## SUPPLIED DATA
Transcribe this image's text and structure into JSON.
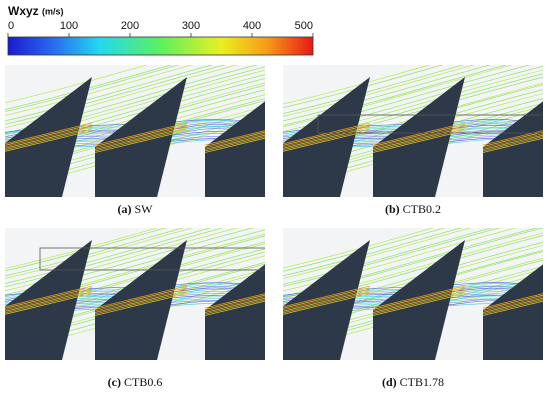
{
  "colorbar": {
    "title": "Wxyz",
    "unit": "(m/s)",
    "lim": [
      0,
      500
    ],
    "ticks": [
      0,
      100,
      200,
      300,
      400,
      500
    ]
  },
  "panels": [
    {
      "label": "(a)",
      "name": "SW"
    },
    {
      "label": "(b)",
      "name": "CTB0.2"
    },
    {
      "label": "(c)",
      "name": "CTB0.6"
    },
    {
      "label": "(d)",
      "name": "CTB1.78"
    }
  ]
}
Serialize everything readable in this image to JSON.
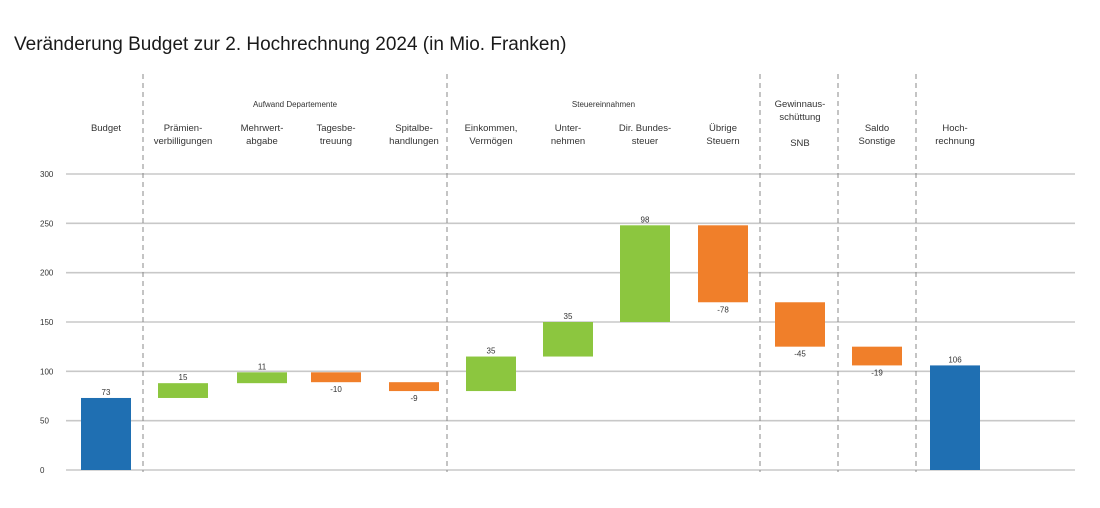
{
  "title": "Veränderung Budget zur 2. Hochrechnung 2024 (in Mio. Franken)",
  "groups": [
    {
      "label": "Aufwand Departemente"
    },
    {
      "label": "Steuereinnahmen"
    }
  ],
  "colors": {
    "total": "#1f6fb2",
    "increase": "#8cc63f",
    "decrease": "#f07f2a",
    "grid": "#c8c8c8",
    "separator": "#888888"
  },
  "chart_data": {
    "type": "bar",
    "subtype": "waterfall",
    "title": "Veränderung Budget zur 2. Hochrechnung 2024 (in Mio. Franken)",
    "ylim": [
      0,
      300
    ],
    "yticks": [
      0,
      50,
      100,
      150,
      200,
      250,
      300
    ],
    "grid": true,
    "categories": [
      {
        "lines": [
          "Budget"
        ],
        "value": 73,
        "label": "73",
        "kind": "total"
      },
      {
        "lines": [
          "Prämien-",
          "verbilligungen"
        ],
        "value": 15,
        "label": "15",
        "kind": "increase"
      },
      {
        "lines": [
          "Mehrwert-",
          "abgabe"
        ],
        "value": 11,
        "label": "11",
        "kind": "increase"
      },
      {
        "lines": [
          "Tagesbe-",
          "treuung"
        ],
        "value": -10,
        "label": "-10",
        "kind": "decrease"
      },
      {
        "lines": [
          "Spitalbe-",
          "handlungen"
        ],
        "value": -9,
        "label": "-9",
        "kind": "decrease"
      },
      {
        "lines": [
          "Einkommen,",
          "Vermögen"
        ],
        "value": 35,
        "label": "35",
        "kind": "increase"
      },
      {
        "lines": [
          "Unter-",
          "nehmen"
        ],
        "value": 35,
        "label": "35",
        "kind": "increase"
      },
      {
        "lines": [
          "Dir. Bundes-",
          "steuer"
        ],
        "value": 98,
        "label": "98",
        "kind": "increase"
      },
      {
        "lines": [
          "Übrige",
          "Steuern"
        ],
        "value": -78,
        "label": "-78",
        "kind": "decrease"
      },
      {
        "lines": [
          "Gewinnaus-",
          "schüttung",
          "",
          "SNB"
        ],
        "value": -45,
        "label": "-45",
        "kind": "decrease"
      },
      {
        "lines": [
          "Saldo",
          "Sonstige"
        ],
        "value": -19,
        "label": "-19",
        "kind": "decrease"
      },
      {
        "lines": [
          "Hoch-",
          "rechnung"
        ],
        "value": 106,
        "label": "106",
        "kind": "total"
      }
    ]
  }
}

...

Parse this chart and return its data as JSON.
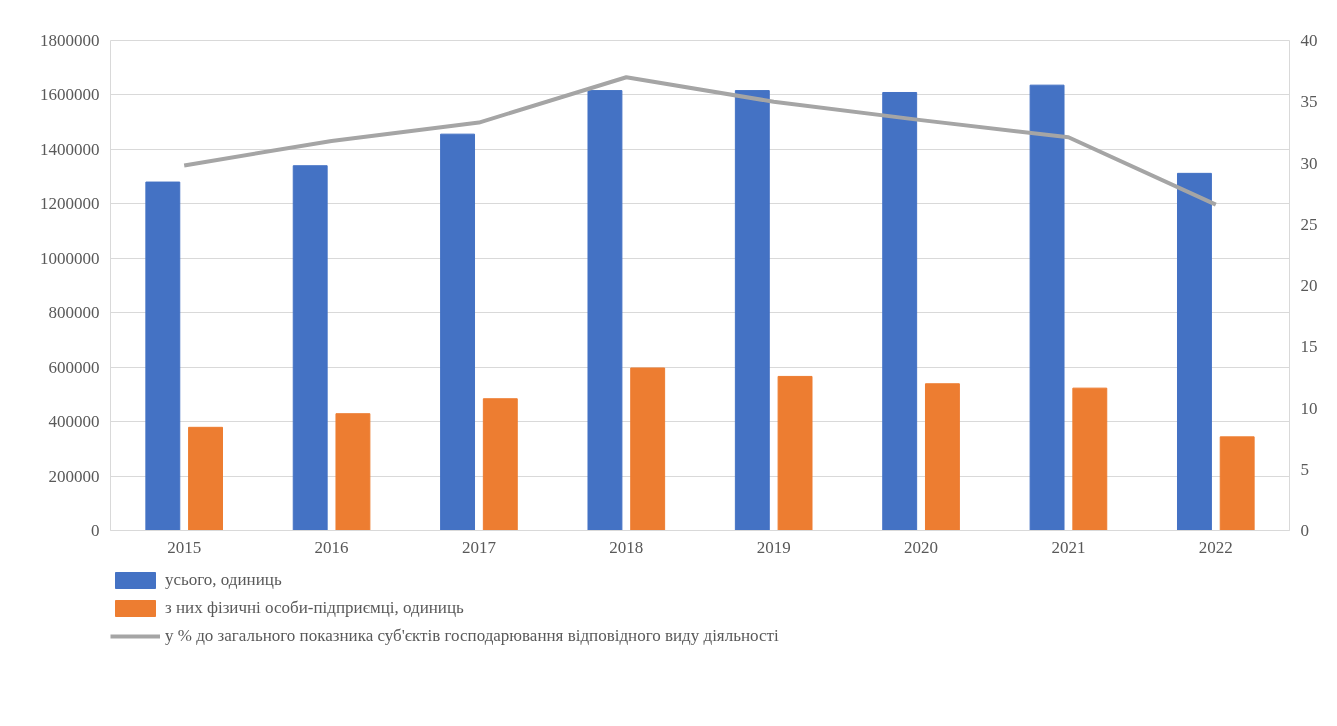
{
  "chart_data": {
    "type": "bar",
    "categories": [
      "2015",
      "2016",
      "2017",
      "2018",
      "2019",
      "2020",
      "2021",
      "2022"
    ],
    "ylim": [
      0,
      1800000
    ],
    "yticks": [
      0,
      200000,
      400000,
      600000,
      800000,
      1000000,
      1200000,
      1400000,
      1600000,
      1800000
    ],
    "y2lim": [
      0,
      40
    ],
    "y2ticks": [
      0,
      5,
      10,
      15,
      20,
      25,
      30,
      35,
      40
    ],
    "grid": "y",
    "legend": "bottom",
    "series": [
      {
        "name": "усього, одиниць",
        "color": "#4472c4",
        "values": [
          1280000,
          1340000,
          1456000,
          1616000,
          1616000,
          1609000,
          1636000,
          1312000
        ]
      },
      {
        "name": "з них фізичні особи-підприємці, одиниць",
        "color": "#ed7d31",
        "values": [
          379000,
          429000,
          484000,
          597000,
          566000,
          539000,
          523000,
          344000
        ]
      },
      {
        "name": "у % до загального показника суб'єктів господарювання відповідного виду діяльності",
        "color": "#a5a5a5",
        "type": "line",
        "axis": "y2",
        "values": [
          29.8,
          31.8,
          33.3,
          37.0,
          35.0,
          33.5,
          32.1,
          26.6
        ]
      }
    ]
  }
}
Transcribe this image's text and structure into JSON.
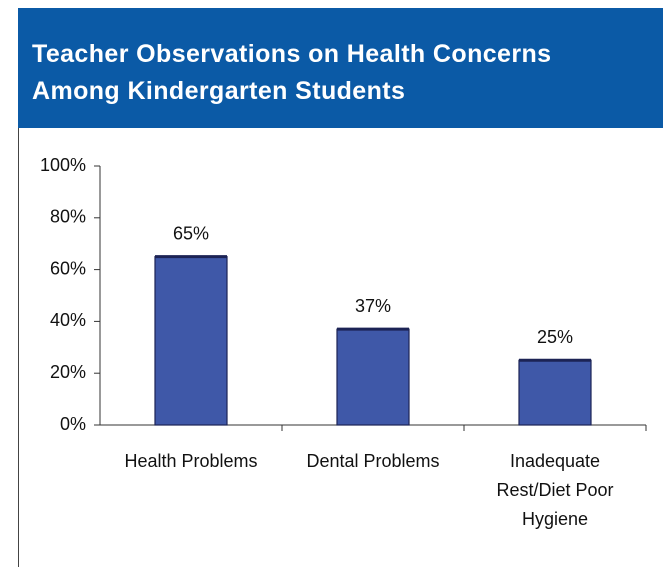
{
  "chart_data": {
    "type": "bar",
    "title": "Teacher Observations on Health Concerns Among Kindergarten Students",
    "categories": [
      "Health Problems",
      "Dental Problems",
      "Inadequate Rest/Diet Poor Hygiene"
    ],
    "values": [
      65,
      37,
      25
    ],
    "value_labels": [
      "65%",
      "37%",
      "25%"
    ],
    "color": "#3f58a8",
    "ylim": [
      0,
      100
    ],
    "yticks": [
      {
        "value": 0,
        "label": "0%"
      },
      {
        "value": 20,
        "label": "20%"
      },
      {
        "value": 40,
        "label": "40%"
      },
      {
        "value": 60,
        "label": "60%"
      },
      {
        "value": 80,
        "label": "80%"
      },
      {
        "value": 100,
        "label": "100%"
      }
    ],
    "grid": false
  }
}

## SET TASK
Copy out every line from the material above in which the word "Health" appears.

## EXERCISE ANSWER
    "title": "Teacher Observations on Health Concerns Among Kindergarten Students",
      "Health Problems",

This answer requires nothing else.